══ Information given

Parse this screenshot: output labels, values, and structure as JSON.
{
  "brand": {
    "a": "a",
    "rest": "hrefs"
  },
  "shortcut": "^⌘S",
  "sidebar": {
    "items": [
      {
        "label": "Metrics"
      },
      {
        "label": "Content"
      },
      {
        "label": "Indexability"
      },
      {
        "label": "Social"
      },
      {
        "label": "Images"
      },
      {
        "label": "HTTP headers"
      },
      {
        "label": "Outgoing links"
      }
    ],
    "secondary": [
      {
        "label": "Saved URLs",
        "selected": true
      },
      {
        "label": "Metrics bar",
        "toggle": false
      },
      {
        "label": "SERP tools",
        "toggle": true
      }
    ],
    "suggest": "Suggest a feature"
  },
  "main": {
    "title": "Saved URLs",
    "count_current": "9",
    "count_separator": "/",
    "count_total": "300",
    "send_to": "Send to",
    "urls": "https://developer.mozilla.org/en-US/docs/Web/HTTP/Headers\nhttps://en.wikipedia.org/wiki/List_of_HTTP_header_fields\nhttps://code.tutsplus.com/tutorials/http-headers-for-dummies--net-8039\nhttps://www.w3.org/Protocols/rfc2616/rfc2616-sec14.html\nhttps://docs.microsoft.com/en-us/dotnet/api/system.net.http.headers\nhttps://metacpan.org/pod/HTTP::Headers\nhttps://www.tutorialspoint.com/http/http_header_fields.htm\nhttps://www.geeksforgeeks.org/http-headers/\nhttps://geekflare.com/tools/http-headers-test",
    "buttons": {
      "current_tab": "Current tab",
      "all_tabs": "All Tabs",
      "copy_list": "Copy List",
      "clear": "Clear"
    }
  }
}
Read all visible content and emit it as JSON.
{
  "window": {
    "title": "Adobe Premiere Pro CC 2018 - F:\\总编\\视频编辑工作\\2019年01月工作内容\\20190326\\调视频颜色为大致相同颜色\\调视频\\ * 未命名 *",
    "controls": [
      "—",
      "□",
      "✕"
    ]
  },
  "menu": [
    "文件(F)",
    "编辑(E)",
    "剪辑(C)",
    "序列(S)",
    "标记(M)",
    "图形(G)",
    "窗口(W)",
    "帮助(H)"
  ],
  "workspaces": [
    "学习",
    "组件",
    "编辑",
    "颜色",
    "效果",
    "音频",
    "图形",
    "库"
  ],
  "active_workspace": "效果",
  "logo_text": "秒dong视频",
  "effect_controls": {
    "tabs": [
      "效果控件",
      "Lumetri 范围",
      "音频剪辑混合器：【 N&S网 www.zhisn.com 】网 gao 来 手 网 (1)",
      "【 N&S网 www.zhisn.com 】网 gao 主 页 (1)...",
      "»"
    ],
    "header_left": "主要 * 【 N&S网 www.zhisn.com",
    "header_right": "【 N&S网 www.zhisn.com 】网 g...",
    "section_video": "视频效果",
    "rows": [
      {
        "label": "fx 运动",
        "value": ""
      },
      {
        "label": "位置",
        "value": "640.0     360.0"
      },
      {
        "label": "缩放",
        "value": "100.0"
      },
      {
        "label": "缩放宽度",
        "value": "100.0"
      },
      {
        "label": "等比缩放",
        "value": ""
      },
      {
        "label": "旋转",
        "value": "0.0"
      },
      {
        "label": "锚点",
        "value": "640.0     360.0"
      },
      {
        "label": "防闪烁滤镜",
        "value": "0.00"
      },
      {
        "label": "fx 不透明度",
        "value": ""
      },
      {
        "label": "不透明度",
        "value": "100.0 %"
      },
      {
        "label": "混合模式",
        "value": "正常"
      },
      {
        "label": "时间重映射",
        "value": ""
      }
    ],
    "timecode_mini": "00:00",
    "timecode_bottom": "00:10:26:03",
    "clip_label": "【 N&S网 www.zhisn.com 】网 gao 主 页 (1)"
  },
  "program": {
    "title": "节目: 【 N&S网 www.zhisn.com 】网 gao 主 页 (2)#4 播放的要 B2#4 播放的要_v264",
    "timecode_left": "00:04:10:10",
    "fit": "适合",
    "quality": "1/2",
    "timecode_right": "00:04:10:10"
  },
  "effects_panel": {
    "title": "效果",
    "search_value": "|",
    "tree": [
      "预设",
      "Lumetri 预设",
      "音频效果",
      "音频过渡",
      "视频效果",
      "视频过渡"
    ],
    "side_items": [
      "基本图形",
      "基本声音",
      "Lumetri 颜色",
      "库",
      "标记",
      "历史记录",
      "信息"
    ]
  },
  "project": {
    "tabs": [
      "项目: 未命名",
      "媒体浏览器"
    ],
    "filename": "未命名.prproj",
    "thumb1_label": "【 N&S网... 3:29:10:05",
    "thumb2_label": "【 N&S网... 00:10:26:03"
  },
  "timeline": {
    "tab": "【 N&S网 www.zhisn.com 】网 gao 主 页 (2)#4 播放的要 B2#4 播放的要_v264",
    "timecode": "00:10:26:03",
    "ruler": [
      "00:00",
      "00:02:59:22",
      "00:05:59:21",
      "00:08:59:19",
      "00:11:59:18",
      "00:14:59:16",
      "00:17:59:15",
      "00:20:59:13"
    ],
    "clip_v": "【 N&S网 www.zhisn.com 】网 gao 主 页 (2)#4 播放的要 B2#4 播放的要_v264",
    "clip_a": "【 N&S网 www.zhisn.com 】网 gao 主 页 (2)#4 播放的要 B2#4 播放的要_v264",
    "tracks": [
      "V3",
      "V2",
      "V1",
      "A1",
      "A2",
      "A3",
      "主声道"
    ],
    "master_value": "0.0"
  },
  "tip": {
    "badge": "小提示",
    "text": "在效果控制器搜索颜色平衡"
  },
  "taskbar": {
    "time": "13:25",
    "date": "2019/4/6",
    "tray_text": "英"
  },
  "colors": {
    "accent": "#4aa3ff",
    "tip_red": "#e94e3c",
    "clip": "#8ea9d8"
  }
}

════

Exercise brief |
Transcribe all entries exactly as they are given.

Response |
Parse this screenshot: output labels, values, and structure as JSON.
{
  "brand": {
    "a": "a",
    "rest": "hrefs"
  },
  "shortcut": "^⌘S",
  "sidebar": {
    "items": [
      {
        "label": "Metrics"
      },
      {
        "label": "Content"
      },
      {
        "label": "Indexability"
      },
      {
        "label": "Social"
      },
      {
        "label": "Images"
      },
      {
        "label": "HTTP headers"
      },
      {
        "label": "Outgoing links"
      }
    ],
    "secondary": [
      {
        "label": "Saved URLs",
        "selected": true
      },
      {
        "label": "Metrics bar",
        "toggle": false
      },
      {
        "label": "SERP tools",
        "toggle": true
      }
    ],
    "suggest": "Suggest a feature"
  },
  "main": {
    "title": "Saved URLs",
    "count_current": "9",
    "count_separator": "/",
    "count_total": "300",
    "send_to": "Send to",
    "urls": "https://developer.mozilla.org/en-US/docs/Web/HTTP/Headers\nhttps://en.wikipedia.org/wiki/List_of_HTTP_header_fields\nhttps://code.tutsplus.com/tutorials/http-headers-for-dummies--net-8039\nhttps://www.w3.org/Protocols/rfc2616/rfc2616-sec14.html\nhttps://docs.microsoft.com/en-us/dotnet/api/system.net.http.headers\nhttps://metacpan.org/pod/HTTP::Headers\nhttps://www.tutorialspoint.com/http/http_header_fields.htm\nhttps://www.geeksforgeeks.org/http-headers/\nhttps://geekflare.com/tools/http-headers-test",
    "buttons": {
      "current_tab": "Current tab",
      "all_tabs": "All Tabs",
      "copy_list": "Copy List",
      "clear": "Clear"
    }
  }
}
Read all visible content and emit it as JSON.
{
  "window": {
    "title": "Adobe Premiere Pro CC 2018 - F:\\总编\\视频编辑工作\\2019年01月工作内容\\20190326\\调视频颜色为大致相同颜色\\调视频\\ * 未命名 *",
    "controls": [
      "—",
      "□",
      "✕"
    ]
  },
  "menu": [
    "文件(F)",
    "编辑(E)",
    "剪辑(C)",
    "序列(S)",
    "标记(M)",
    "图形(G)",
    "窗口(W)",
    "帮助(H)"
  ],
  "workspaces": [
    "学习",
    "组件",
    "编辑",
    "颜色",
    "效果",
    "音频",
    "图形",
    "库"
  ],
  "active_workspace": "效果",
  "logo_text": "秒dong视频",
  "effect_controls": {
    "tabs": [
      "效果控件",
      "Lumetri 范围",
      "音频剪辑混合器：【 N&S网 www.zhisn.com 】网 gao 来 手 网 (1)",
      "【 N&S网 www.zhisn.com 】网 gao 主 页 (1)...",
      "»"
    ],
    "header_left": "主要 * 【 N&S网 www.zhisn.com",
    "header_right": "【 N&S网 www.zhisn.com 】网 g...",
    "section_video": "视频效果",
    "rows": [
      {
        "label": "fx 运动",
        "value": ""
      },
      {
        "label": "位置",
        "value": "640.0     360.0"
      },
      {
        "label": "缩放",
        "value": "100.0"
      },
      {
        "label": "缩放宽度",
        "value": "100.0"
      },
      {
        "label": "等比缩放",
        "value": ""
      },
      {
        "label": "旋转",
        "value": "0.0"
      },
      {
        "label": "锚点",
        "value": "640.0     360.0"
      },
      {
        "label": "防闪烁滤镜",
        "value": "0.00"
      },
      {
        "label": "fx 不透明度",
        "value": ""
      },
      {
        "label": "不透明度",
        "value": "100.0 %"
      },
      {
        "label": "混合模式",
        "value": "正常"
      },
      {
        "label": "时间重映射",
        "value": ""
      }
    ],
    "timecode_mini": "00:00",
    "timecode_bottom": "00:10:26:03",
    "clip_label": "【 N&S网 www.zhisn.com 】网 gao 主 页 (1)"
  },
  "program": {
    "title": "节目: 【 N&S网 www.zhisn.com 】网 gao 主 页 (2)#4 播放的要 B2#4 播放的要_v264",
    "timecode_left": "00:04:10:10",
    "fit": "适合",
    "quality": "1/2",
    "timecode_right": "00:04:10:10"
  },
  "effects_panel": {
    "title": "效果",
    "search_value": "|",
    "tree": [
      "预设",
      "Lumetri 预设",
      "音频效果",
      "音频过渡",
      "视频效果",
      "视频过渡"
    ],
    "side_items": [
      "基本图形",
      "基本声音",
      "Lumetri 颜色",
      "库",
      "标记",
      "历史记录",
      "信息"
    ]
  },
  "project": {
    "tabs": [
      "项目: 未命名",
      "媒体浏览器"
    ],
    "filename": "未命名.prproj",
    "thumb1_label": "【 N&S网... 3:29:10:05",
    "thumb2_label": "【 N&S网... 00:10:26:03"
  },
  "timeline": {
    "tab": "【 N&S网 www.zhisn.com 】网 gao 主 页 (2)#4 播放的要 B2#4 播放的要_v264",
    "timecode": "00:10:26:03",
    "ruler": [
      "00:00",
      "00:02:59:22",
      "00:05:59:21",
      "00:08:59:19",
      "00:11:59:18",
      "00:14:59:16",
      "00:17:59:15",
      "00:20:59:13"
    ],
    "clip_v": "【 N&S网 www.zhisn.com 】网 gao 主 页 (2)#4 播放的要 B2#4 播放的要_v264",
    "clip_a": "【 N&S网 www.zhisn.com 】网 gao 主 页 (2)#4 播放的要 B2#4 播放的要_v264",
    "tracks": [
      "V3",
      "V2",
      "V1",
      "A1",
      "A2",
      "A3",
      "主声道"
    ],
    "master_value": "0.0"
  },
  "tip": {
    "badge": "小提示",
    "text": "在效果控制器搜索颜色平衡"
  },
  "taskbar": {
    "time": "13:25",
    "date": "2019/4/6",
    "tray_text": "英"
  },
  "colors": {
    "accent": "#4aa3ff",
    "tip_red": "#e94e3c",
    "clip": "#8ea9d8"
  }
}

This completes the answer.